Take the material and output all of it exactly.

[Rows from a figure dataset]
++++++

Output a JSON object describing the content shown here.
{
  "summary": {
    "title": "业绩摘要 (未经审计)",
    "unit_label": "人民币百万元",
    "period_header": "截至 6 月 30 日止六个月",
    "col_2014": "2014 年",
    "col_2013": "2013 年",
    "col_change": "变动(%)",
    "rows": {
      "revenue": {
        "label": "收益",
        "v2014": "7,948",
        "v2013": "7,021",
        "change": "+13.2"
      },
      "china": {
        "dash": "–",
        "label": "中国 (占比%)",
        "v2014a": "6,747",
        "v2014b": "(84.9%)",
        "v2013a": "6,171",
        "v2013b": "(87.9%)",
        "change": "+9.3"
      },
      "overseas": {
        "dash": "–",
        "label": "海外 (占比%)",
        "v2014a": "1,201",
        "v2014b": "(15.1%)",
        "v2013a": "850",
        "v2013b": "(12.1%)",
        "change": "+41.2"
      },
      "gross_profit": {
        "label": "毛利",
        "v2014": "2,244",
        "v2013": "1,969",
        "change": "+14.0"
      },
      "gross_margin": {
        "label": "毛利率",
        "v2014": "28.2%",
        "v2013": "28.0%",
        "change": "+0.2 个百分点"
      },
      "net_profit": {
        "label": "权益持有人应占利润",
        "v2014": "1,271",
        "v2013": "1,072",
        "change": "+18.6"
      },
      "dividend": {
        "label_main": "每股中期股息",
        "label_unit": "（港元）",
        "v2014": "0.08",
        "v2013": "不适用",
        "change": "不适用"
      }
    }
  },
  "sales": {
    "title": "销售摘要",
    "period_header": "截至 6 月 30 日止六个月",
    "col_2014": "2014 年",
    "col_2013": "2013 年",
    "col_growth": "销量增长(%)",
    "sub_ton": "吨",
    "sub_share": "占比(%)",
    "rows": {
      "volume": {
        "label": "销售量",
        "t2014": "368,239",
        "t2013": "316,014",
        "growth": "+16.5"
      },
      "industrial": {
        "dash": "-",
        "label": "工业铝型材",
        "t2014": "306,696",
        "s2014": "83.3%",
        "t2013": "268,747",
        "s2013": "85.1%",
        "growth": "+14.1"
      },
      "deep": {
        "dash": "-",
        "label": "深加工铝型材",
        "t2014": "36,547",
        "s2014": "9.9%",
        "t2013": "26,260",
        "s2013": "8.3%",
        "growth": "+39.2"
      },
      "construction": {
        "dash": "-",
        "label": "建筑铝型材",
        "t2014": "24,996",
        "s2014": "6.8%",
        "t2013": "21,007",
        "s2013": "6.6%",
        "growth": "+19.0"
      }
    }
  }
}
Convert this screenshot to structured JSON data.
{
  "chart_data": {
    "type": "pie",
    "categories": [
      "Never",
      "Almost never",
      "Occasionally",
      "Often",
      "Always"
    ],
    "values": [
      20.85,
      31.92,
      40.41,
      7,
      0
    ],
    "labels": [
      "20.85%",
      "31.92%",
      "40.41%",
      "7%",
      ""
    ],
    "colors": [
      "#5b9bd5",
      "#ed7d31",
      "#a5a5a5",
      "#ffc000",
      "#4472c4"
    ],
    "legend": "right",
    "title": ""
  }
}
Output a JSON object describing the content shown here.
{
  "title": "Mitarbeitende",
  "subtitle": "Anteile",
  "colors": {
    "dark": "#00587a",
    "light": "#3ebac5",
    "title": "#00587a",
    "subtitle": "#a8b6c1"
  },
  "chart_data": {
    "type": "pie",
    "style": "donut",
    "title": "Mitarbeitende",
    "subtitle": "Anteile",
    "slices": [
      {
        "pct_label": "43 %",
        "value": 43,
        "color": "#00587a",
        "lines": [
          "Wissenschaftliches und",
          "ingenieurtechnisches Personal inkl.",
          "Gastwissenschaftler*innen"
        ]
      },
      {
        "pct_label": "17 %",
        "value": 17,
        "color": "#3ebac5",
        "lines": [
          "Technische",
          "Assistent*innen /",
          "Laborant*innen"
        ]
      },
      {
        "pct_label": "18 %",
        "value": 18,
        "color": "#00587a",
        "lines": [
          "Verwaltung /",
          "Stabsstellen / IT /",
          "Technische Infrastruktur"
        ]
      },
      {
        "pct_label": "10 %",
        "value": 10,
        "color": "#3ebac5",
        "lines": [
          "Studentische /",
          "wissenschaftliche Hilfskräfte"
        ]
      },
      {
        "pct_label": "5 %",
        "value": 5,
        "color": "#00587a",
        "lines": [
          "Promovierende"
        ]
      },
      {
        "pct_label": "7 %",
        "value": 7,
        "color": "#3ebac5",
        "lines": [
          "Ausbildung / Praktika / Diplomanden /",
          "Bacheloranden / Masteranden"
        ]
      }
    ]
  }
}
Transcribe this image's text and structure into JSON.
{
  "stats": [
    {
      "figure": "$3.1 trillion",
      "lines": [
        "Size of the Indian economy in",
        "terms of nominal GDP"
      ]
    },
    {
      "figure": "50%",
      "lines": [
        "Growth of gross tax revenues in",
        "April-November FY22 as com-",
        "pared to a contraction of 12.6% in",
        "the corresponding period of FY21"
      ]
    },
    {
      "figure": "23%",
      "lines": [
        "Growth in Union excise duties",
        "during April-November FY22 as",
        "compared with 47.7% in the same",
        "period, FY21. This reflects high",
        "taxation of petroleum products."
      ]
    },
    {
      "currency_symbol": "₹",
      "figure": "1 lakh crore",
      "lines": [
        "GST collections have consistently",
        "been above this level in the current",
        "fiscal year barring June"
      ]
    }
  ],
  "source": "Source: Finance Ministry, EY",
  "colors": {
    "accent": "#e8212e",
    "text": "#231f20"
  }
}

++++++

Result for this task:
Output a JSON object describing the content shown here.
{
  "summary": {
    "title": "业绩摘要 (未经审计)",
    "unit_label": "人民币百万元",
    "period_header": "截至 6 月 30 日止六个月",
    "col_2014": "2014 年",
    "col_2013": "2013 年",
    "col_change": "变动(%)",
    "rows": {
      "revenue": {
        "label": "收益",
        "v2014": "7,948",
        "v2013": "7,021",
        "change": "+13.2"
      },
      "china": {
        "dash": "–",
        "label": "中国 (占比%)",
        "v2014a": "6,747",
        "v2014b": "(84.9%)",
        "v2013a": "6,171",
        "v2013b": "(87.9%)",
        "change": "+9.3"
      },
      "overseas": {
        "dash": "–",
        "label": "海外 (占比%)",
        "v2014a": "1,201",
        "v2014b": "(15.1%)",
        "v2013a": "850",
        "v2013b": "(12.1%)",
        "change": "+41.2"
      },
      "gross_profit": {
        "label": "毛利",
        "v2014": "2,244",
        "v2013": "1,969",
        "change": "+14.0"
      },
      "gross_margin": {
        "label": "毛利率",
        "v2014": "28.2%",
        "v2013": "28.0%",
        "change": "+0.2 个百分点"
      },
      "net_profit": {
        "label": "权益持有人应占利润",
        "v2014": "1,271",
        "v2013": "1,072",
        "change": "+18.6"
      },
      "dividend": {
        "label_main": "每股中期股息",
        "label_unit": "（港元）",
        "v2014": "0.08",
        "v2013": "不适用",
        "change": "不适用"
      }
    }
  },
  "sales": {
    "title": "销售摘要",
    "period_header": "截至 6 月 30 日止六个月",
    "col_2014": "2014 年",
    "col_2013": "2013 年",
    "col_growth": "销量增长(%)",
    "sub_ton": "吨",
    "sub_share": "占比(%)",
    "rows": {
      "volume": {
        "label": "销售量",
        "t2014": "368,239",
        "t2013": "316,014",
        "growth": "+16.5"
      },
      "industrial": {
        "dash": "-",
        "label": "工业铝型材",
        "t2014": "306,696",
        "s2014": "83.3%",
        "t2013": "268,747",
        "s2013": "85.1%",
        "growth": "+14.1"
      },
      "deep": {
        "dash": "-",
        "label": "深加工铝型材",
        "t2014": "36,547",
        "s2014": "9.9%",
        "t2013": "26,260",
        "s2013": "8.3%",
        "growth": "+39.2"
      },
      "construction": {
        "dash": "-",
        "label": "建筑铝型材",
        "t2014": "24,996",
        "s2014": "6.8%",
        "t2013": "21,007",
        "s2013": "6.6%",
        "growth": "+19.0"
      }
    }
  }
}
Convert this screenshot to structured JSON data.
{
  "chart_data": {
    "type": "pie",
    "categories": [
      "Never",
      "Almost never",
      "Occasionally",
      "Often",
      "Always"
    ],
    "values": [
      20.85,
      31.92,
      40.41,
      7,
      0
    ],
    "labels": [
      "20.85%",
      "31.92%",
      "40.41%",
      "7%",
      ""
    ],
    "colors": [
      "#5b9bd5",
      "#ed7d31",
      "#a5a5a5",
      "#ffc000",
      "#4472c4"
    ],
    "legend": "right",
    "title": ""
  }
}
Output a JSON object describing the content shown here.
{
  "title": "Mitarbeitende",
  "subtitle": "Anteile",
  "colors": {
    "dark": "#00587a",
    "light": "#3ebac5",
    "title": "#00587a",
    "subtitle": "#a8b6c1"
  },
  "chart_data": {
    "type": "pie",
    "style": "donut",
    "title": "Mitarbeitende",
    "subtitle": "Anteile",
    "slices": [
      {
        "pct_label": "43 %",
        "value": 43,
        "color": "#00587a",
        "lines": [
          "Wissenschaftliches und",
          "ingenieurtechnisches Personal inkl.",
          "Gastwissenschaftler*innen"
        ]
      },
      {
        "pct_label": "17 %",
        "value": 17,
        "color": "#3ebac5",
        "lines": [
          "Technische",
          "Assistent*innen /",
          "Laborant*innen"
        ]
      },
      {
        "pct_label": "18 %",
        "value": 18,
        "color": "#00587a",
        "lines": [
          "Verwaltung /",
          "Stabsstellen / IT /",
          "Technische Infrastruktur"
        ]
      },
      {
        "pct_label": "10 %",
        "value": 10,
        "color": "#3ebac5",
        "lines": [
          "Studentische /",
          "wissenschaftliche Hilfskräfte"
        ]
      },
      {
        "pct_label": "5 %",
        "value": 5,
        "color": "#00587a",
        "lines": [
          "Promovierende"
        ]
      },
      {
        "pct_label": "7 %",
        "value": 7,
        "color": "#3ebac5",
        "lines": [
          "Ausbildung / Praktika / Diplomanden /",
          "Bacheloranden / Masteranden"
        ]
      }
    ]
  }
}
Transcribe this image's text and structure into JSON.
{
  "stats": [
    {
      "figure": "$3.1 trillion",
      "lines": [
        "Size of the Indian economy in",
        "terms of nominal GDP"
      ]
    },
    {
      "figure": "50%",
      "lines": [
        "Growth of gross tax revenues in",
        "April-November FY22 as com-",
        "pared to a contraction of 12.6% in",
        "the corresponding period of FY21"
      ]
    },
    {
      "figure": "23%",
      "lines": [
        "Growth in Union excise duties",
        "during April-November FY22 as",
        "compared with 47.7% in the same",
        "period, FY21. This reflects high",
        "taxation of petroleum products."
      ]
    },
    {
      "currency_symbol": "₹",
      "figure": "1 lakh crore",
      "lines": [
        "GST collections have consistently",
        "been above this level in the current",
        "fiscal year barring June"
      ]
    }
  ],
  "source": "Source: Finance Ministry, EY",
  "colors": {
    "accent": "#e8212e",
    "text": "#231f20"
  }
}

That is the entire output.